# Stored records start

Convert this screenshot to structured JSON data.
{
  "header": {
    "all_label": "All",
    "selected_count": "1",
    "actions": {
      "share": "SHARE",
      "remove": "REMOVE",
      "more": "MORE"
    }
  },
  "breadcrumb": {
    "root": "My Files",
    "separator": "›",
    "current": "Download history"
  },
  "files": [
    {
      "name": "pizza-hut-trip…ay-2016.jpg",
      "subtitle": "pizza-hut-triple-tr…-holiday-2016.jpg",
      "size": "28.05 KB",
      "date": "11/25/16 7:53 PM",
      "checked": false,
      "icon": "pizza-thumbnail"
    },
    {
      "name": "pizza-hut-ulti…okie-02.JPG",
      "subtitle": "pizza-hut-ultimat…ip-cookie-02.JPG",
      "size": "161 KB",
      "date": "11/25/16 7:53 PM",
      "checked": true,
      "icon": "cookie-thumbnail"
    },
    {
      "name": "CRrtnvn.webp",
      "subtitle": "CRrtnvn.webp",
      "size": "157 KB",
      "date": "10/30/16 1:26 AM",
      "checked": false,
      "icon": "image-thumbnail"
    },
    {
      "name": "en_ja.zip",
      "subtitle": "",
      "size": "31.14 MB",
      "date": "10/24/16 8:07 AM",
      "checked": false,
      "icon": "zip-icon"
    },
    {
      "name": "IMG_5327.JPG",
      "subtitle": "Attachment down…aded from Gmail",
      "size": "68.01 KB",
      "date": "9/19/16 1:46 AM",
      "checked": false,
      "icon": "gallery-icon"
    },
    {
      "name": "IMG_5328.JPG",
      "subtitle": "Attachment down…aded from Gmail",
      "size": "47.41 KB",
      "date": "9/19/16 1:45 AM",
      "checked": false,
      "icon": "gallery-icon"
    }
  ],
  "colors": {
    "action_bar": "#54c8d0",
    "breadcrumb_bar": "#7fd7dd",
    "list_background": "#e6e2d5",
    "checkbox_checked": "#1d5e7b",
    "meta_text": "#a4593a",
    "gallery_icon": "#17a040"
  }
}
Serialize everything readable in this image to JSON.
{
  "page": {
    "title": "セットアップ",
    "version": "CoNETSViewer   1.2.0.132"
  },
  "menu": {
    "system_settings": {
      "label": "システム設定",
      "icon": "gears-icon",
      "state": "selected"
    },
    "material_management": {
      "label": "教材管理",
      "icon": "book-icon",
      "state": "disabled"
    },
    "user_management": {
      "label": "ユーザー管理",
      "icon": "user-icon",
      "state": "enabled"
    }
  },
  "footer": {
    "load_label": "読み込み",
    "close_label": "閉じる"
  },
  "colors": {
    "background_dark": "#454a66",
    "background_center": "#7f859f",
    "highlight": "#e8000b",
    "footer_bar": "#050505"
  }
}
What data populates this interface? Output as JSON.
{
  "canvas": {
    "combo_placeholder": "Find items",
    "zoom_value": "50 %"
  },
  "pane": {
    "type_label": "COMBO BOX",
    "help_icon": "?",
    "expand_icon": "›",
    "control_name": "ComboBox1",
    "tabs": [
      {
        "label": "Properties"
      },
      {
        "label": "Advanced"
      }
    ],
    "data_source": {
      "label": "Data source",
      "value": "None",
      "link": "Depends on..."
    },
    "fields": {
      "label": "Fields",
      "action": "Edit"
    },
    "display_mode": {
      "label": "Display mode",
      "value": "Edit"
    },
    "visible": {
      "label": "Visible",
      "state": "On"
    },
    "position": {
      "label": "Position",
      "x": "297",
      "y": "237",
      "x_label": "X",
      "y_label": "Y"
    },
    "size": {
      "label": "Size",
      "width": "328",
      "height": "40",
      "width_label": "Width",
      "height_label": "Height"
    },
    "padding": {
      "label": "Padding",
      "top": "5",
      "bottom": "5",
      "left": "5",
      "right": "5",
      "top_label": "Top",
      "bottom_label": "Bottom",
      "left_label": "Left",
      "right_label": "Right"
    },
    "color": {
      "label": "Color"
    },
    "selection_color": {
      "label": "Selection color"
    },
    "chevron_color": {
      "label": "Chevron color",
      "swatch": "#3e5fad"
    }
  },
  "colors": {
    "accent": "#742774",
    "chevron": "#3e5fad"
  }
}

# Stored records end

| Job |
Go through the material above line by line and copy it exactly.

| Problem solution |
Convert this screenshot to structured JSON data.
{
  "header": {
    "all_label": "All",
    "selected_count": "1",
    "actions": {
      "share": "SHARE",
      "remove": "REMOVE",
      "more": "MORE"
    }
  },
  "breadcrumb": {
    "root": "My Files",
    "separator": "›",
    "current": "Download history"
  },
  "files": [
    {
      "name": "pizza-hut-trip…ay-2016.jpg",
      "subtitle": "pizza-hut-triple-tr…-holiday-2016.jpg",
      "size": "28.05 KB",
      "date": "11/25/16 7:53 PM",
      "checked": false,
      "icon": "pizza-thumbnail"
    },
    {
      "name": "pizza-hut-ulti…okie-02.JPG",
      "subtitle": "pizza-hut-ultimat…ip-cookie-02.JPG",
      "size": "161 KB",
      "date": "11/25/16 7:53 PM",
      "checked": true,
      "icon": "cookie-thumbnail"
    },
    {
      "name": "CRrtnvn.webp",
      "subtitle": "CRrtnvn.webp",
      "size": "157 KB",
      "date": "10/30/16 1:26 AM",
      "checked": false,
      "icon": "image-thumbnail"
    },
    {
      "name": "en_ja.zip",
      "subtitle": "",
      "size": "31.14 MB",
      "date": "10/24/16 8:07 AM",
      "checked": false,
      "icon": "zip-icon"
    },
    {
      "name": "IMG_5327.JPG",
      "subtitle": "Attachment down…aded from Gmail",
      "size": "68.01 KB",
      "date": "9/19/16 1:46 AM",
      "checked": false,
      "icon": "gallery-icon"
    },
    {
      "name": "IMG_5328.JPG",
      "subtitle": "Attachment down…aded from Gmail",
      "size": "47.41 KB",
      "date": "9/19/16 1:45 AM",
      "checked": false,
      "icon": "gallery-icon"
    }
  ],
  "colors": {
    "action_bar": "#54c8d0",
    "breadcrumb_bar": "#7fd7dd",
    "list_background": "#e6e2d5",
    "checkbox_checked": "#1d5e7b",
    "meta_text": "#a4593a",
    "gallery_icon": "#17a040"
  }
}
Serialize everything readable in this image to JSON.
{
  "page": {
    "title": "セットアップ",
    "version": "CoNETSViewer   1.2.0.132"
  },
  "menu": {
    "system_settings": {
      "label": "システム設定",
      "icon": "gears-icon",
      "state": "selected"
    },
    "material_management": {
      "label": "教材管理",
      "icon": "book-icon",
      "state": "disabled"
    },
    "user_management": {
      "label": "ユーザー管理",
      "icon": "user-icon",
      "state": "enabled"
    }
  },
  "footer": {
    "load_label": "読み込み",
    "close_label": "閉じる"
  },
  "colors": {
    "background_dark": "#454a66",
    "background_center": "#7f859f",
    "highlight": "#e8000b",
    "footer_bar": "#050505"
  }
}
What data populates this interface? Output as JSON.
{
  "canvas": {
    "combo_placeholder": "Find items",
    "zoom_value": "50 %"
  },
  "pane": {
    "type_label": "COMBO BOX",
    "help_icon": "?",
    "expand_icon": "›",
    "control_name": "ComboBox1",
    "tabs": [
      {
        "label": "Properties"
      },
      {
        "label": "Advanced"
      }
    ],
    "data_source": {
      "label": "Data source",
      "value": "None",
      "link": "Depends on..."
    },
    "fields": {
      "label": "Fields",
      "action": "Edit"
    },
    "display_mode": {
      "label": "Display mode",
      "value": "Edit"
    },
    "visible": {
      "label": "Visible",
      "state": "On"
    },
    "position": {
      "label": "Position",
      "x": "297",
      "y": "237",
      "x_label": "X",
      "y_label": "Y"
    },
    "size": {
      "label": "Size",
      "width": "328",
      "height": "40",
      "width_label": "Width",
      "height_label": "Height"
    },
    "padding": {
      "label": "Padding",
      "top": "5",
      "bottom": "5",
      "left": "5",
      "right": "5",
      "top_label": "Top",
      "bottom_label": "Bottom",
      "left_label": "Left",
      "right_label": "Right"
    },
    "color": {
      "label": "Color"
    },
    "selection_color": {
      "label": "Selection color"
    },
    "chevron_color": {
      "label": "Chevron color",
      "swatch": "#3e5fad"
    }
  },
  "colors": {
    "accent": "#742774",
    "chevron": "#3e5fad"
  }
}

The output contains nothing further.